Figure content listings
--- START ---

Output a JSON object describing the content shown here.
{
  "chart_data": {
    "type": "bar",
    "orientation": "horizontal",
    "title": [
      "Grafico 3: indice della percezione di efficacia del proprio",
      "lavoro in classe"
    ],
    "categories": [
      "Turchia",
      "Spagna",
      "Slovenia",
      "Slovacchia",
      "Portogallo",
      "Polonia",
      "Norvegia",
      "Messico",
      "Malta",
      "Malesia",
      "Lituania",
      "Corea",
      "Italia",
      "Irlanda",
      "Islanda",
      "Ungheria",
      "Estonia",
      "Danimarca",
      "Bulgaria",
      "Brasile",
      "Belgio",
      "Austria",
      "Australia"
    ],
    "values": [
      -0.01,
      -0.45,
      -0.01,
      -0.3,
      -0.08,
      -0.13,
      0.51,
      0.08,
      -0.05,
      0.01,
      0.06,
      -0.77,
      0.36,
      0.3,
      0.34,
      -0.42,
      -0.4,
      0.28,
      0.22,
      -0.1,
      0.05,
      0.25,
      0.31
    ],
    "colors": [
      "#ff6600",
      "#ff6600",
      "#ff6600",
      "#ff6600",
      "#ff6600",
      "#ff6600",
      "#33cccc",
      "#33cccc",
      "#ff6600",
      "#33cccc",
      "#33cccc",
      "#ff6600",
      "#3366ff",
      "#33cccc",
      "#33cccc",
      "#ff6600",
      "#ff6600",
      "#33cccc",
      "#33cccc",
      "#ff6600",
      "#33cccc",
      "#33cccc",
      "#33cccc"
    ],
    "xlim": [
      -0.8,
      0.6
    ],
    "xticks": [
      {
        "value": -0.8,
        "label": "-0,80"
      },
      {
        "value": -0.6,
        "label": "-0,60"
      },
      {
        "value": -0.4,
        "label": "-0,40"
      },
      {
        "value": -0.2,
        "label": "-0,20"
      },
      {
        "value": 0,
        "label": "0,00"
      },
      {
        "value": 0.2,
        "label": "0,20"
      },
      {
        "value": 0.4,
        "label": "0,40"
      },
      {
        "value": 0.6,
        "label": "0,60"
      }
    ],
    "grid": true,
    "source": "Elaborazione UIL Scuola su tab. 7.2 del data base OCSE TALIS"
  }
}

--- END ---

Pull out every line of the entries that includes the word "label".

- Result of this task -
        "label": "-0,80"
        "label": "-0,60"
        "label": "-0,40"
        "label": "-0,20"
        "label": "0,00"
        "label": "0,20"
        "label": "0,40"
        "label": "0,60"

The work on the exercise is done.